Montego Glover (born February 9, 1974) is an American stage actress and singer. She has been nominated for the Tony Award for Best Actress in a Musical for her role in the musical Memphis and won the Drama Desk Award for Outstanding Actress in a Musical.

On 1 September 2015, Glover starting playing Fantine in the second Broadway revival of Les Misérables, she left the production on 3 February 2016.

From 9 September 2017 to 31 March 31, 2019, Glover portrayed Angelica Schuyler in the Chicago cast of the Broadway blockbuster Hamilton.

On 6 September 6, 2022, she started sharing the role of the Witch with Patina Miller in the 2022 Broadway revival of Into the Woods. She left the production on 15 December 2022 being replaced by Joaquina Kalukango. She reprised her role in the 2023 national tour. Glover starred as Rose in Gypsy on Broadway from June to August 2025 alternating with Audra McDonald.

==Life and career==
Glover was born in Macon, Georgia and raised in Chattanooga, Tennessee. She attended the Chattanooga School for the Arts & Sciences and then attended Florida State University, Tallahassee, Florida, where she graduated with a Bachelor of Fine Arts in Music Theatre with Honors. Glover sang in church choirs "for as long as I can remember".

_Written task 1_
Identify each line of the records that contains the string "error" and copy those lines, treating uppercase and lowercase letters as distinct.
The records have no connection to the preceding text.

[Item position entries]
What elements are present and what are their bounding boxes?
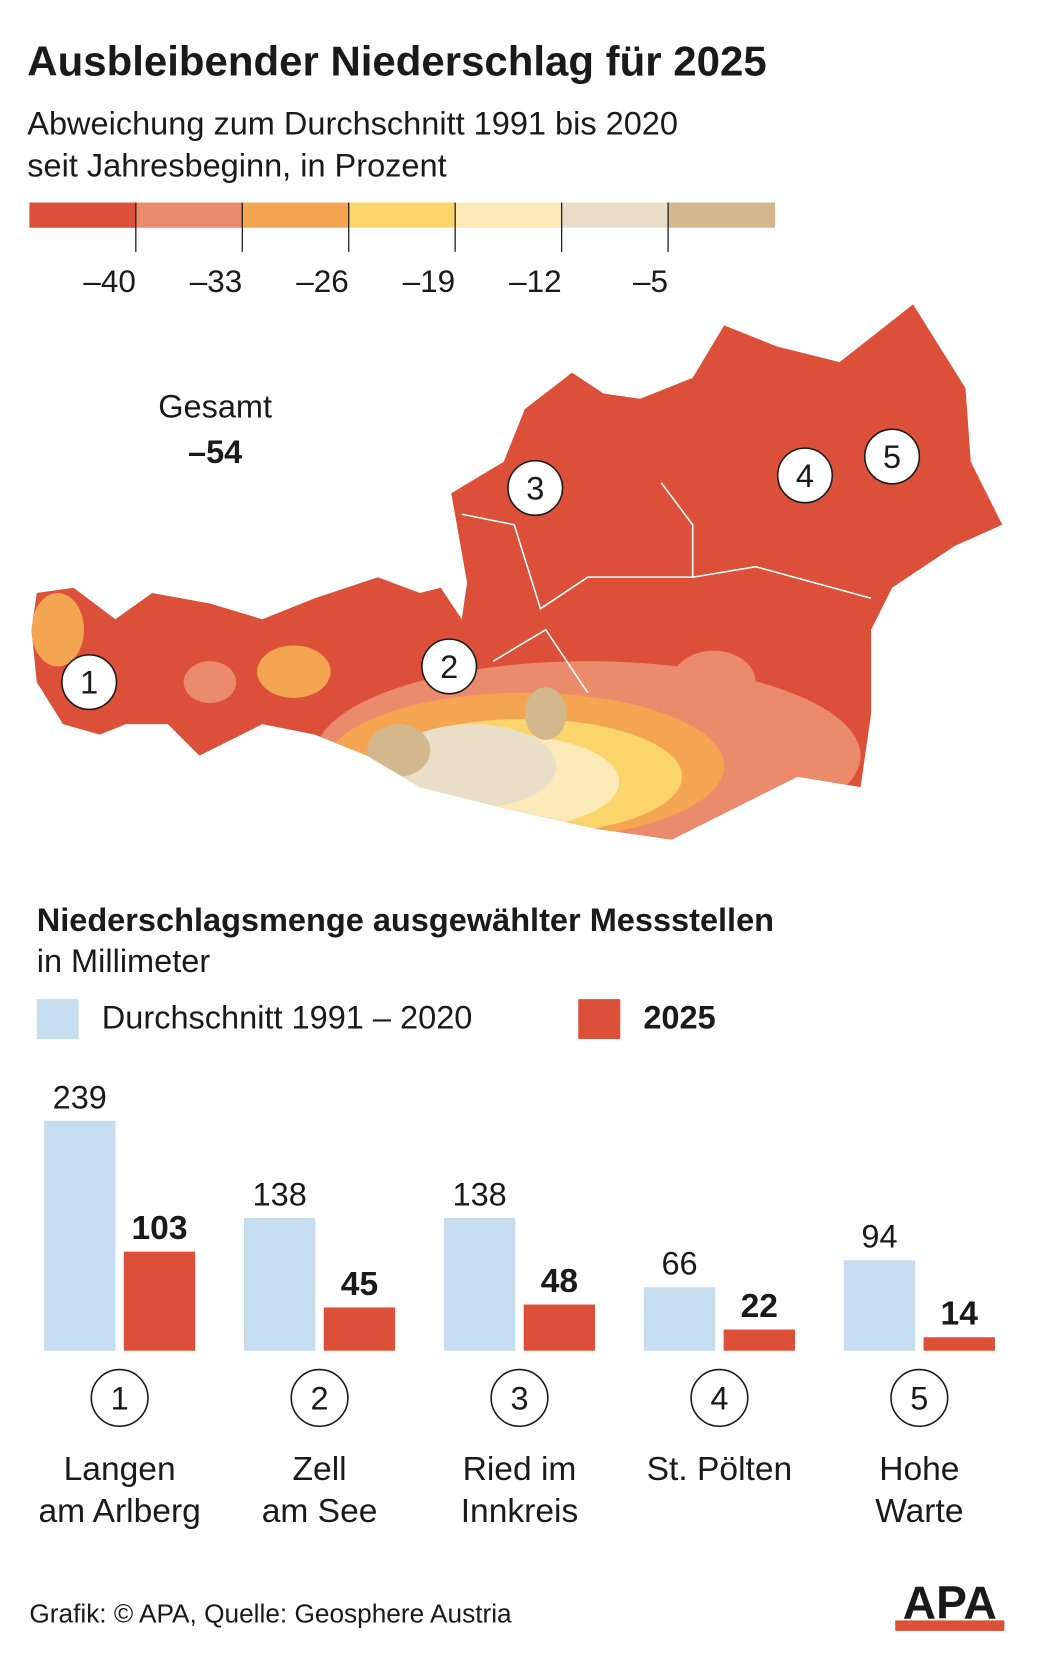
bar — [244, 1217, 316, 1351]
bar — [443, 1217, 516, 1351]
bar — [44, 1120, 116, 1351]
scale-swatch — [242, 202, 350, 228]
x-tick-label: Zell — [293, 1451, 347, 1488]
total-label: Gesamt — [158, 389, 272, 425]
value-label: 138 — [452, 1176, 506, 1212]
bar — [523, 1304, 596, 1351]
value-label: 48 — [541, 1263, 578, 1300]
title: Ausbleibender Niederschlag für 2025 — [27, 38, 766, 85]
category-marker — [90, 1368, 149, 1428]
marker — [863, 428, 921, 485]
scale-tick-label: –12 — [509, 264, 562, 299]
marker — [507, 459, 564, 517]
border — [461, 482, 872, 694]
scale-tick-label: –33 — [190, 264, 243, 299]
scale-swatch — [29, 202, 137, 228]
category-marker — [490, 1368, 549, 1428]
category-number: 4 — [710, 1380, 728, 1416]
chart-subtitle: in Millimeter — [37, 943, 211, 979]
bar — [923, 1337, 995, 1351]
value-label: 22 — [741, 1288, 778, 1325]
legend-swatch — [36, 999, 79, 1039]
x-tick-label: Warte — [875, 1493, 963, 1530]
map-markers: 1 2 3 4 5 — [61, 428, 921, 711]
bar-chart: Durchschnitt 1991 – 2020 2025 239 103 1 Lange… — [36, 999, 995, 1530]
map-zone — [524, 687, 567, 740]
category-number: 1 — [111, 1380, 129, 1416]
legend-label: Durchschnitt 1991 – 2020 — [102, 1000, 473, 1036]
scale-swatch — [135, 202, 243, 228]
category-number: 5 — [910, 1380, 928, 1416]
scale-tick-label: –5 — [633, 264, 668, 299]
x-tick-label: am Arlberg — [38, 1493, 200, 1530]
value-label: 45 — [341, 1266, 378, 1303]
map-zone — [31, 592, 84, 667]
bar — [843, 1260, 916, 1351]
subtitle: seit Jahresbeginn, in Prozent — [27, 147, 446, 183]
category-marker — [290, 1368, 349, 1428]
value-label: 66 — [661, 1246, 697, 1282]
marker — [61, 654, 118, 711]
marker-label: 5 — [883, 439, 901, 475]
marker-label: 4 — [796, 458, 814, 494]
map-zone — [388, 724, 557, 809]
logo-bar — [895, 1620, 1005, 1631]
map-zone — [367, 724, 431, 777]
marker-label: 3 — [526, 471, 544, 507]
legend-label: 2025 — [643, 1000, 715, 1036]
chart-title: Niederschlagsmenge ausgewählter Messstel… — [37, 902, 774, 938]
value-label: 14 — [941, 1296, 979, 1333]
scale-tick-label: –19 — [403, 264, 456, 299]
scale-swatch — [561, 202, 669, 228]
marker-label: 1 — [80, 665, 98, 701]
value-label: 94 — [861, 1219, 897, 1255]
value-label: 138 — [253, 1176, 307, 1212]
scale-swatch — [348, 202, 456, 228]
logo: APA — [903, 1576, 997, 1628]
map — [31, 304, 1003, 840]
legend-swatch — [578, 999, 621, 1039]
value-label: 239 — [53, 1079, 107, 1115]
bar — [323, 1307, 396, 1351]
subtitle: Abweichung zum Durchschnitt 1991 bis 202… — [27, 105, 678, 141]
scale-tick-label: –40 — [83, 264, 136, 299]
scale-swatch — [455, 202, 563, 228]
marker — [421, 638, 478, 695]
x-tick-label: Ried im — [463, 1451, 577, 1488]
total-value: –54 — [188, 434, 242, 470]
category-marker — [890, 1368, 949, 1428]
bar — [643, 1287, 716, 1351]
x-tick-label: Hohe — [879, 1451, 959, 1488]
color-scale: –40 –33 –26 –19 –12 –5 — [29, 202, 776, 299]
map-zone — [257, 645, 331, 698]
scale-swatch — [668, 202, 776, 228]
map-zone — [671, 650, 756, 714]
category-number: 3 — [510, 1380, 528, 1416]
value-label: 103 — [132, 1210, 188, 1247]
x-tick-label: Innkreis — [461, 1493, 579, 1530]
bar — [123, 1251, 196, 1351]
x-tick-label: am See — [262, 1493, 378, 1530]
marker-label: 2 — [440, 649, 458, 685]
scale-tick-label: –26 — [296, 264, 349, 299]
source: Grafik: © APA, Quelle: Geosphere Austria — [29, 1599, 512, 1629]
x-tick-label: St. Pölten — [647, 1451, 793, 1488]
bar — [723, 1329, 795, 1351]
map-zone — [183, 661, 237, 704]
category-marker — [690, 1368, 749, 1428]
marker — [776, 447, 834, 504]
category-number: 2 — [311, 1380, 329, 1416]
x-tick-label: Langen — [64, 1451, 176, 1488]
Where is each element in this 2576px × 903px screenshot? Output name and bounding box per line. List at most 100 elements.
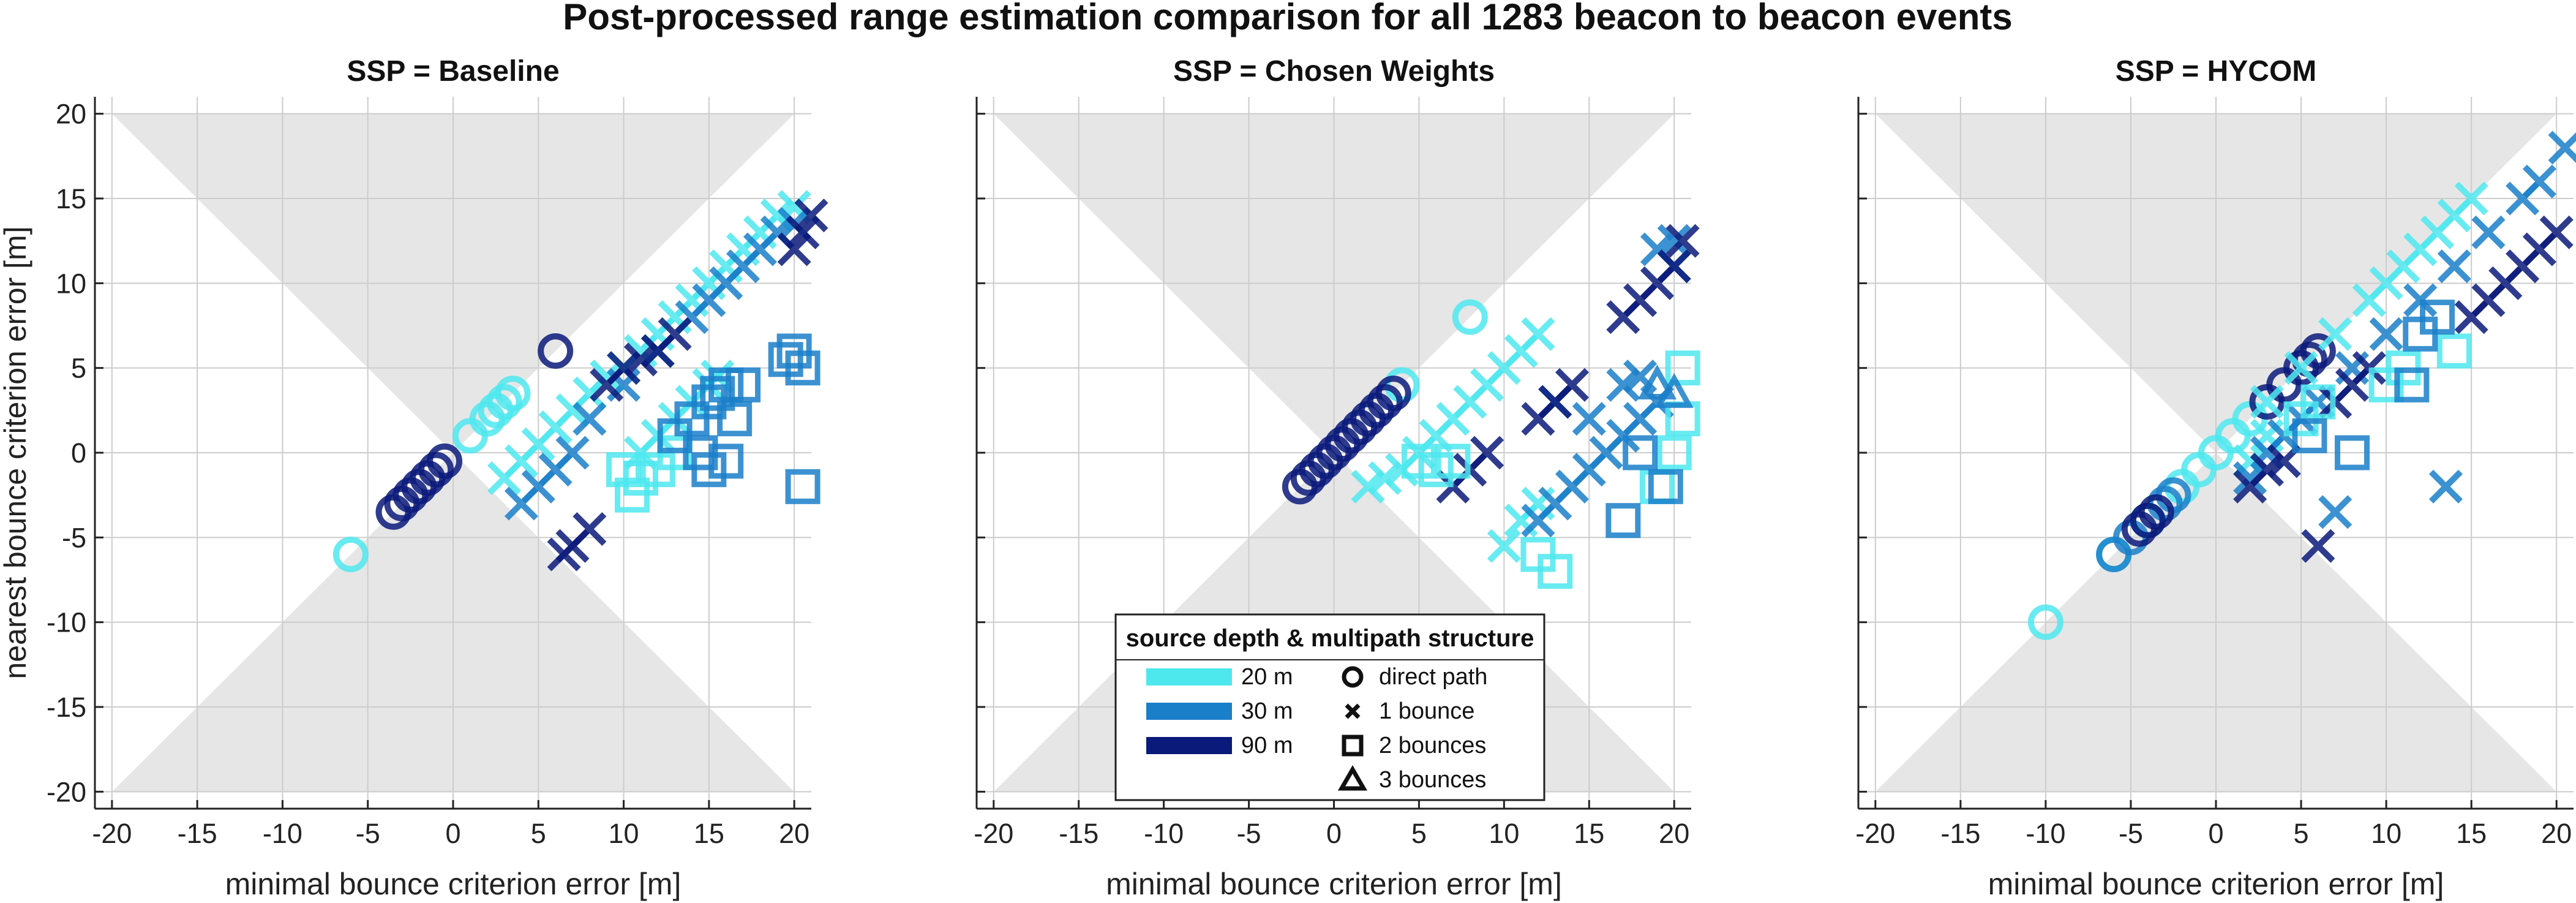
data-point-square	[1665, 350, 1700, 386]
data-point-square	[1623, 435, 1658, 470]
y-tick-label: 20	[56, 99, 86, 130]
data-point-x	[1665, 224, 1700, 258]
data-point-circle	[1367, 384, 1403, 420]
y-tick-label: -20	[47, 776, 86, 807]
y-tick-label: -15	[47, 692, 86, 723]
data-point-x	[1657, 224, 1691, 258]
data-point-x	[658, 317, 692, 351]
data-point-x	[573, 512, 607, 546]
data-point-circle	[332, 537, 369, 572]
figure-title: Post-processed range estimation comparis…	[563, 0, 2012, 37]
x-tick-label: 10	[1489, 818, 1519, 849]
y-axis-label: nearest bounce criterion error [m]	[0, 226, 32, 679]
data-point-x	[2437, 249, 2471, 284]
legend-marker-label: direct path	[1379, 664, 1487, 690]
legend: source depth & multipath structure 20 m 30…	[1114, 613, 1545, 801]
data-point-square	[1435, 444, 1471, 479]
data-point-square	[623, 461, 658, 496]
data-point-x	[1555, 368, 1590, 402]
data-point-x	[1606, 368, 1640, 402]
x-tick-label: -5	[1237, 818, 1261, 849]
data-point-x	[2471, 215, 2506, 249]
y-tick-label: 5	[71, 353, 86, 384]
data-point-circle	[486, 384, 522, 420]
x-tick-label: 20	[779, 818, 809, 849]
x-tick-label: -20	[974, 818, 1013, 849]
data-point-circle	[418, 452, 454, 488]
x-tick-label: 5	[1411, 818, 1427, 849]
data-point-x	[2369, 317, 2403, 351]
x-axis-label: minimal bounce criterion error [m]	[1106, 867, 1562, 901]
data-point-circle	[427, 443, 463, 479]
data-point-circle	[2130, 502, 2166, 538]
data-point-triangle	[1654, 372, 1694, 408]
data-point-x	[2301, 529, 2335, 563]
x-axis-label: minimal bounce criterion error [m]	[1988, 867, 2444, 901]
subplot-title: SSP = Baseline	[347, 55, 559, 88]
x-tick-label: -10	[1144, 818, 1184, 849]
data-point-square	[1648, 469, 1683, 504]
data-point-x	[2284, 351, 2318, 385]
data-point-x	[2250, 453, 2284, 487]
data-point-x	[1657, 249, 1691, 284]
data-point-square	[2420, 300, 2455, 335]
y-tick-label: 10	[56, 268, 86, 299]
x-tick-label: -15	[1940, 818, 1980, 849]
legend-depth-label: 30 m	[1241, 698, 1293, 724]
data-point-x	[573, 402, 607, 436]
data-point-square	[1605, 503, 1641, 538]
data-point-circle	[2138, 494, 2174, 530]
x-icon	[1345, 703, 1361, 719]
legend-depth-label: 20 m	[1241, 664, 1293, 690]
data-point-x	[547, 537, 581, 572]
y-tick-label: 15	[56, 183, 86, 214]
data-point-circle	[478, 392, 514, 428]
x-tick-label: -20	[92, 818, 132, 849]
data-point-x	[1351, 469, 1385, 504]
x-tick-label: 0	[445, 818, 460, 849]
subplot-title: SSP = Chosen Weights	[1173, 55, 1495, 88]
data-point-circle	[2027, 604, 2063, 640]
x-tick-label: -15	[1059, 818, 1098, 849]
x-tick-label: 0	[1326, 818, 1342, 849]
panel-hycom: -20 -15 -10 -5 0 5 10 15 20 SSP = HYCOM minimal bo…	[1855, 55, 2576, 901]
x-tick-label: 10	[2371, 818, 2401, 849]
legend-title: source depth & multipath structure	[1126, 625, 1534, 652]
legend-depth-label: 90 m	[1241, 733, 1293, 758]
x-tick-label: -20	[1855, 818, 1895, 849]
data-point-circle	[2300, 333, 2336, 369]
data-point-square	[776, 333, 812, 369]
data-point-x	[2548, 130, 2576, 165]
data-point-x	[2233, 461, 2267, 496]
legend-marker-label: 1 bounce	[1379, 698, 1474, 724]
x-tick-label: 10	[609, 818, 639, 849]
data-point-x	[623, 342, 658, 377]
data-point-square	[2436, 333, 2472, 369]
data-point-x	[1368, 461, 1402, 496]
legend-box	[1114, 613, 1545, 801]
x-tick-label: -5	[356, 818, 380, 849]
x-tick-label: 20	[1659, 818, 1689, 849]
data-point-x	[2250, 385, 2284, 419]
legend-swatch	[1146, 668, 1232, 686]
x-tick-label: -15	[178, 818, 217, 849]
data-point-square	[1538, 554, 1573, 589]
x-axis-label: minimal bounce criterion error [m]	[225, 867, 682, 901]
data-point-x	[555, 436, 590, 470]
data-point-square	[2292, 418, 2327, 453]
data-point-x	[1572, 402, 1606, 436]
data-point-square	[1656, 435, 1692, 470]
data-point-square	[2334, 435, 2370, 470]
data-point-x	[607, 351, 641, 385]
y-tick-label: -10	[47, 607, 86, 638]
data-point-x	[777, 232, 811, 266]
data-point-circle	[1452, 299, 1488, 335]
legend-marker-label: 2 bounces	[1379, 733, 1486, 758]
x-tick-label: 20	[2541, 818, 2572, 849]
data-point-x	[590, 359, 624, 394]
data-point-x	[2539, 215, 2574, 249]
data-point-x	[1470, 436, 1504, 470]
x-tick-label: 5	[531, 818, 546, 849]
data-point-x	[2522, 164, 2556, 198]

_Written task 2_
Pick up the text on Montego Glover from its final sentence and continue it.

_Task output 1_
y-axis-label: nearest bounce criterion error [m]	[0, 226, 32, 679]
x-axis-label: minimal bounce criterion error [m]	[1106, 867, 1562, 901]
x-axis-label: minimal bounce criterion error [m]	[1988, 867, 2444, 901]
x-axis-label: minimal bounce criterion error [m]	[225, 867, 682, 901]

_Task output 2_
She originated the role of Felicia in the musical Memphis. Glover received a nomination for the Tony Award for Best Performance by a Leading Actress in a Musical for her performance. Additionally, she won the Drama Desk Award for Outstanding Actress in a Musical (in a tie with Catherine Zeta-Jones). She displays a "rich, rangy and emotionally powerful voice in several standout numbers" according to Playbill. Montego has been with Memphis since it started, including four regional productions and appears in the live filming of the musical, Memphis: Direct from Broadway.

Her Broadway debut was as an understudy for Celie and Nettie in the musical The Color Purple.

In other work, she has been a "Star Wars videogame avatar and a TV commercial voice-over artist." She worked at Walt Disney World in Orlando, Florida in the late 1990s. Her voice is featured on the Festival of the Lion King official soundtrack.

She also guest starred on the USA Network show, White Collar in the episode "Judgement Day".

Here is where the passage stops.